▸ WORK REQUIRED: Quote all lines below exactly. Images stay out.

▸ Dataset excerpt:
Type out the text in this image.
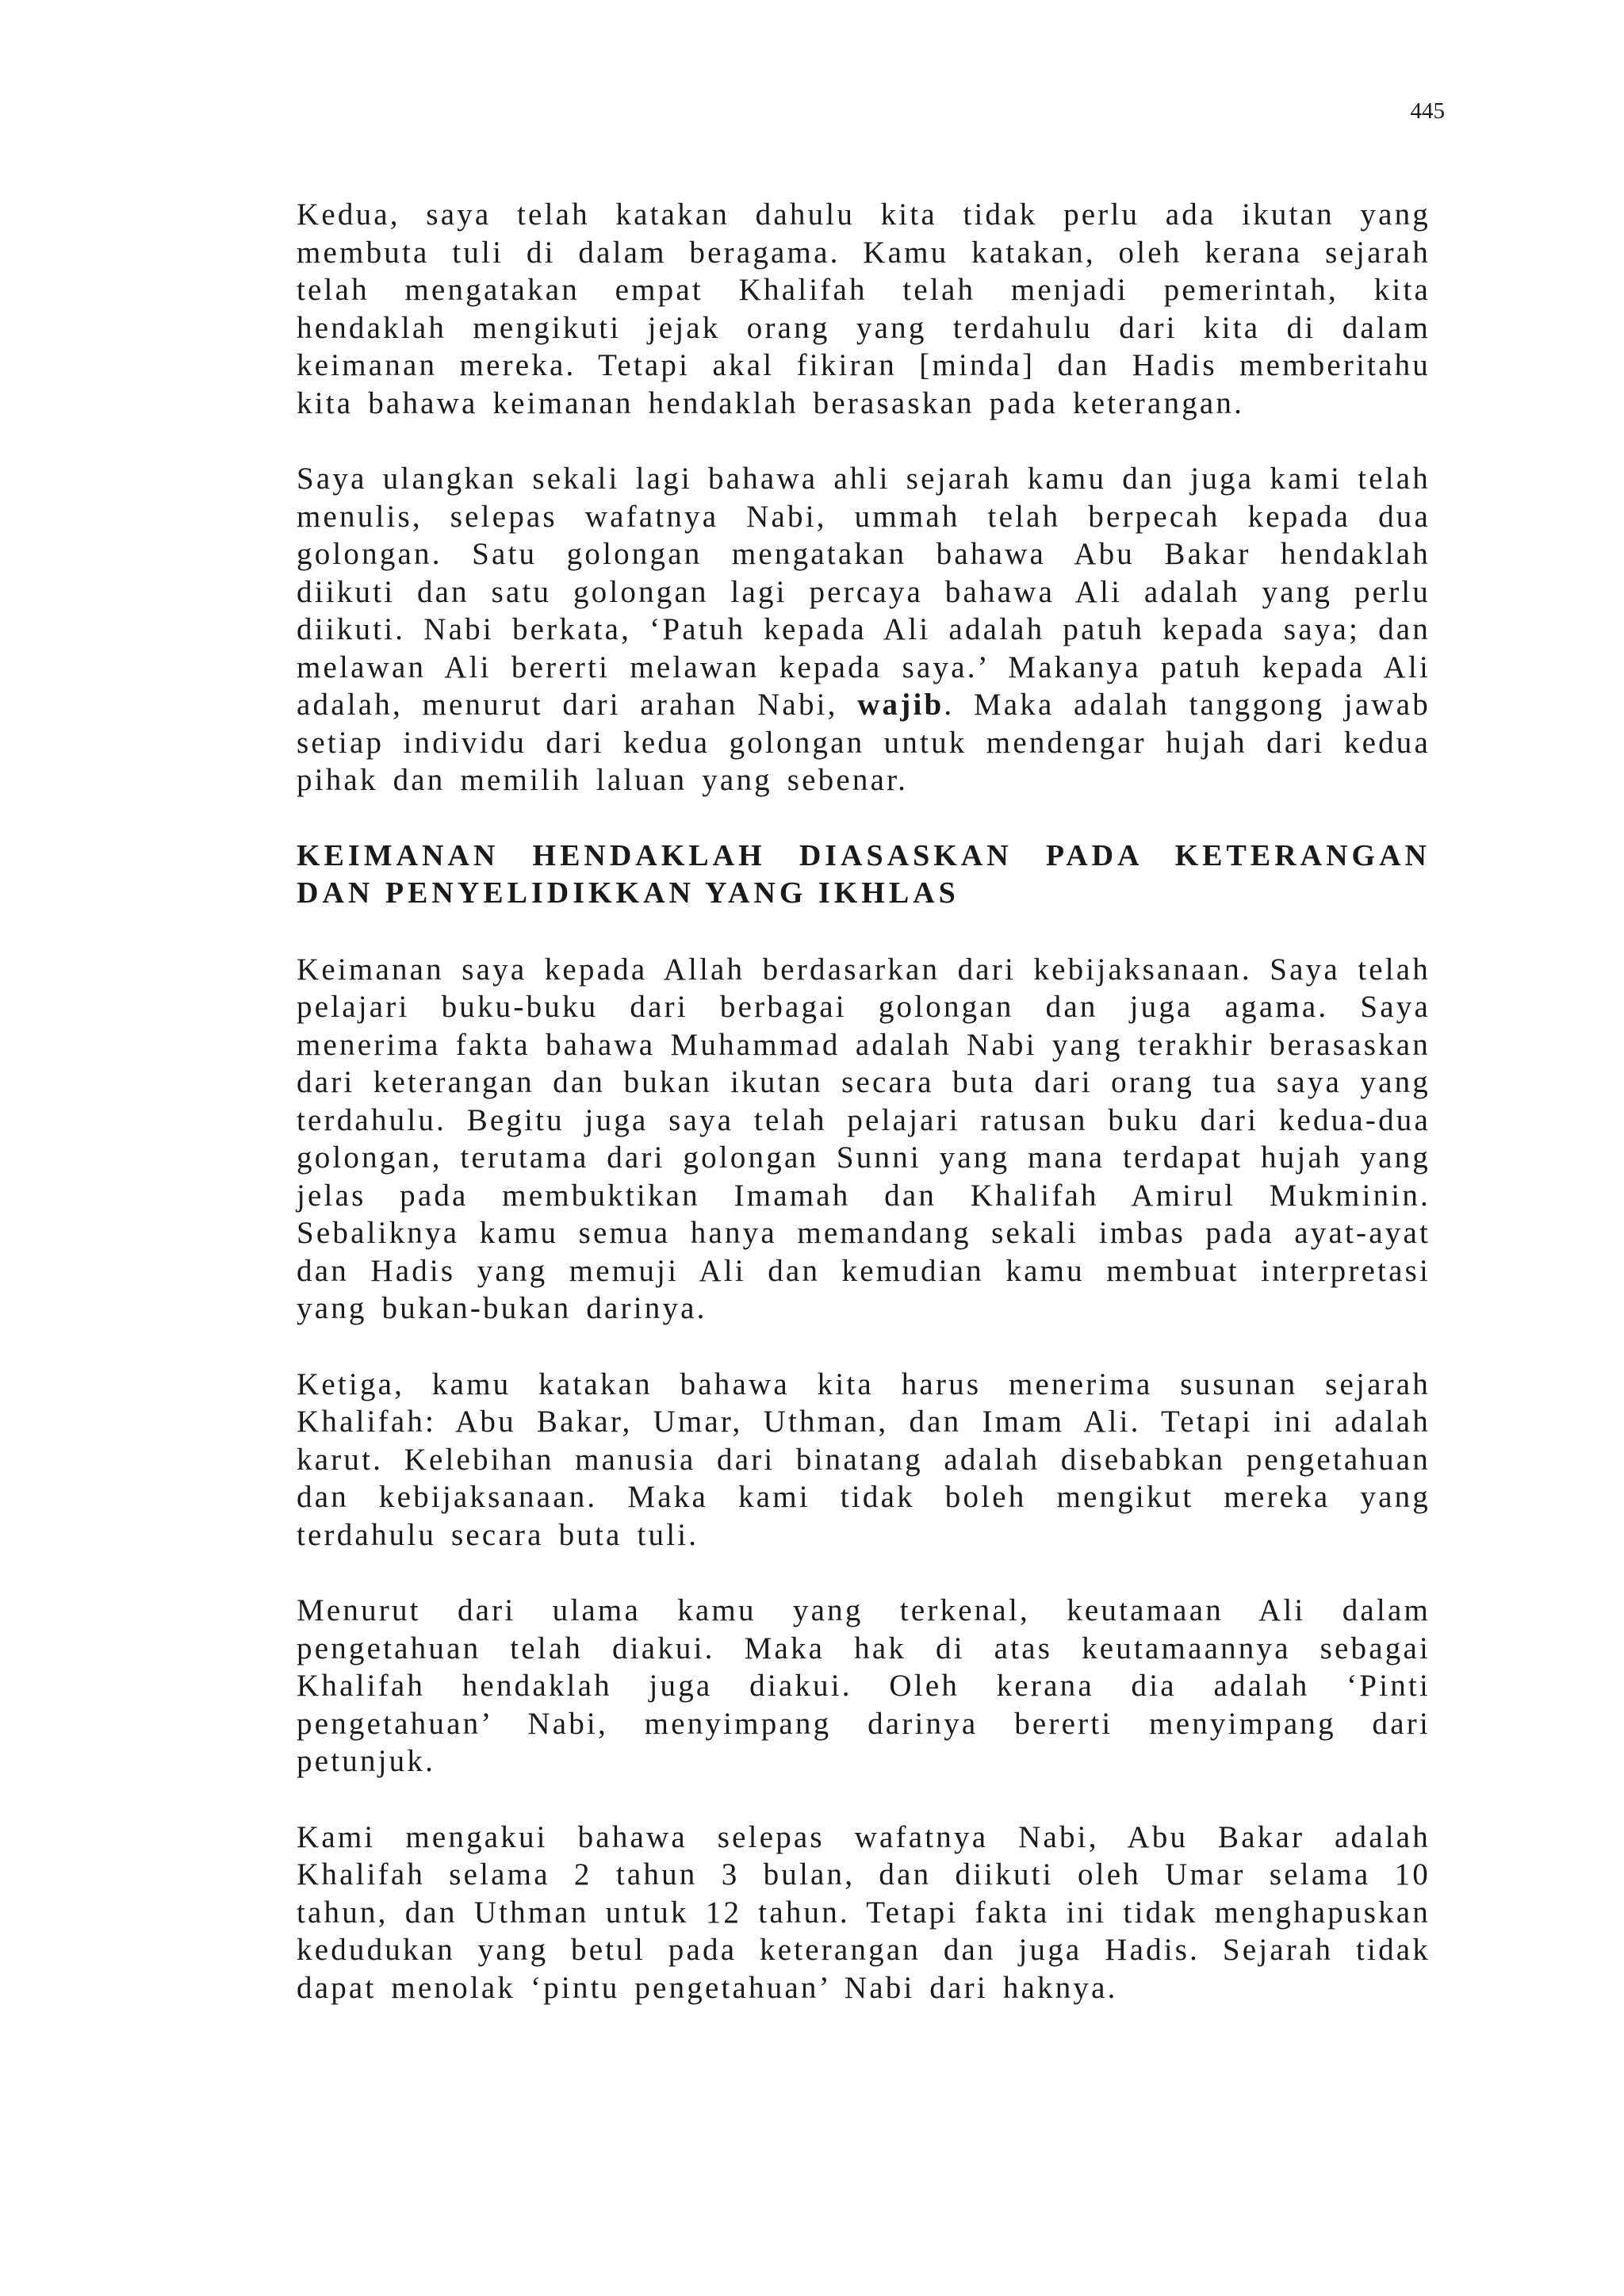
445

Kedua, saya telah katakan dahulu kita tidak perlu ada ikutan yang membuta tuli di dalam beragama. Kamu katakan, oleh kerana sejarah telah mengatakan empat Khalifah telah menjadi pemerintah, kita hendaklah mengikuti jejak orang yang terdahulu dari kita di dalam keimanan mereka. Tetapi akal fikiran [minda] dan Hadis memberitahu kita bahawa keimanan hendaklah berasaskan pada keterangan.

Saya ulangkan sekali lagi bahawa ahli sejarah kamu dan juga kami telah menulis, selepas wafatnya Nabi, ummah telah berpecah kepada dua golongan. Satu golongan mengatakan bahawa Abu Bakar hendaklah diikuti dan satu golongan lagi percaya bahawa Ali adalah yang perlu diikuti. Nabi berkata, ‘Patuh kepada Ali adalah patuh kepada saya; dan melawan Ali bererti melawan kepada saya.’ Makanya patuh kepada Ali adalah, menurut dari arahan Nabi, wajib. Maka adalah tanggong jawab setiap individu dari kedua golongan untuk mendengar hujah dari kedua pihak dan memilih laluan yang sebenar.

KEIMANAN HENDAKLAH DIASASKAN PADA KETERANGAN DAN PENYELIDIKKAN YANG IKHLAS

Keimanan saya kepada Allah berdasarkan dari kebijaksanaan. Saya telah pelajari buku-buku dari berbagai golongan dan juga agama. Saya menerima fakta bahawa Muhammad adalah Nabi yang terakhir berasaskan dari keterangan dan bukan ikutan secara buta dari orang tua saya yang terdahulu. Begitu juga saya telah pelajari ratusan buku dari kedua-dua golongan, terutama dari golongan Sunni yang mana terdapat hujah yang jelas pada membuktikan Imamah dan Khalifah Amirul Mukminin. Sebaliknya kamu semua hanya memandang sekali imbas pada ayat-ayat dan Hadis yang memuji Ali dan kemudian kamu membuat interpretasi yang bukan-bukan darinya.

Ketiga, kamu katakan bahawa kita harus menerima susunan sejarah Khalifah: Abu Bakar, Umar, Uthman, dan Imam Ali. Tetapi ini adalah karut. Kelebihan manusia dari binatang adalah disebabkan pengetahuan dan kebijaksanaan. Maka kami tidak boleh mengikut mereka yang terdahulu secara buta tuli.

Menurut dari ulama kamu yang terkenal, keutamaan Ali dalam pengetahuan telah diakui. Maka hak di atas keutamaannya sebagai Khalifah hendaklah juga diakui. Oleh kerana dia adalah ‘Pinti pengetahuan’ Nabi, menyimpang darinya bererti menyimpang dari petunjuk.

Kami mengakui bahawa selepas wafatnya Nabi, Abu Bakar adalah Khalifah selama 2 tahun 3 bulan, dan diikuti oleh Umar selama 10 tahun, dan Uthman untuk 12 tahun. Tetapi fakta ini tidak menghapuskan kedudukan yang betul pada keterangan dan juga Hadis. Sejarah tidak dapat menolak ‘pintu pengetahuan’ Nabi dari haknya.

▸ CORRECT RESPONSE:
Type out the text in this image.
445

Kedua, saya telah katakan dahulu kita tidak perlu ada ikutan yang membuta tuli di dalam beragama. Kamu katakan, oleh kerana sejarah telah mengatakan empat Khalifah telah menjadi pemerintah, kita hendaklah mengikuti jejak orang yang terdahulu dari kita di dalam keimanan mereka. Tetapi akal fikiran [minda] dan Hadis memberitahu kita bahawa keimanan hendaklah berasaskan pada keterangan.

Saya ulangkan sekali lagi bahawa ahli sejarah kamu dan juga kami telah menulis, selepas wafatnya Nabi, ummah telah berpecah kepada dua golongan. Satu golongan mengatakan bahawa Abu Bakar hendaklah diikuti dan satu golongan lagi percaya bahawa Ali adalah yang perlu diikuti. Nabi berkata, ‘Patuh kepada Ali adalah patuh kepada saya; dan melawan Ali bererti melawan kepada saya.’ Makanya patuh kepada Ali adalah, menurut dari arahan Nabi, wajib. Maka adalah tanggong jawab setiap individu dari kedua golongan untuk mendengar hujah dari kedua pihak dan memilih laluan yang sebenar.

KEIMANAN HENDAKLAH DIASASKAN PADA KETERANGAN DAN PENYELIDIKKAN YANG IKHLAS

Keimanan saya kepada Allah berdasarkan dari kebijaksanaan. Saya telah pelajari buku-buku dari berbagai golongan dan juga agama. Saya menerima fakta bahawa Muhammad adalah Nabi yang terakhir berasaskan dari keterangan dan bukan ikutan secara buta dari orang tua saya yang terdahulu. Begitu juga saya telah pelajari ratusan buku dari kedua-dua golongan, terutama dari golongan Sunni yang mana terdapat hujah yang jelas pada membuktikan Imamah dan Khalifah Amirul Mukminin. Sebaliknya kamu semua hanya memandang sekali imbas pada ayat-ayat dan Hadis yang memuji Ali dan kemudian kamu membuat interpretasi yang bukan-bukan darinya.

Ketiga, kamu katakan bahawa kita harus menerima susunan sejarah Khalifah: Abu Bakar, Umar, Uthman, dan Imam Ali. Tetapi ini adalah karut. Kelebihan manusia dari binatang adalah disebabkan pengetahuan dan kebijaksanaan. Maka kami tidak boleh mengikut mereka yang terdahulu secara buta tuli.

Menurut dari ulama kamu yang terkenal, keutamaan Ali dalam pengetahuan telah diakui. Maka hak di atas keutamaannya sebagai Khalifah hendaklah juga diakui. Oleh kerana dia adalah ‘Pinti pengetahuan’ Nabi, menyimpang darinya bererti menyimpang dari petunjuk.

Kami mengakui bahawa selepas wafatnya Nabi, Abu Bakar adalah Khalifah selama 2 tahun 3 bulan, dan diikuti oleh Umar selama 10 tahun, dan Uthman untuk 12 tahun. Tetapi fakta ini tidak menghapuskan kedudukan yang betul pada keterangan dan juga Hadis. Sejarah tidak dapat menolak ‘pintu pengetahuan’ Nabi dari haknya.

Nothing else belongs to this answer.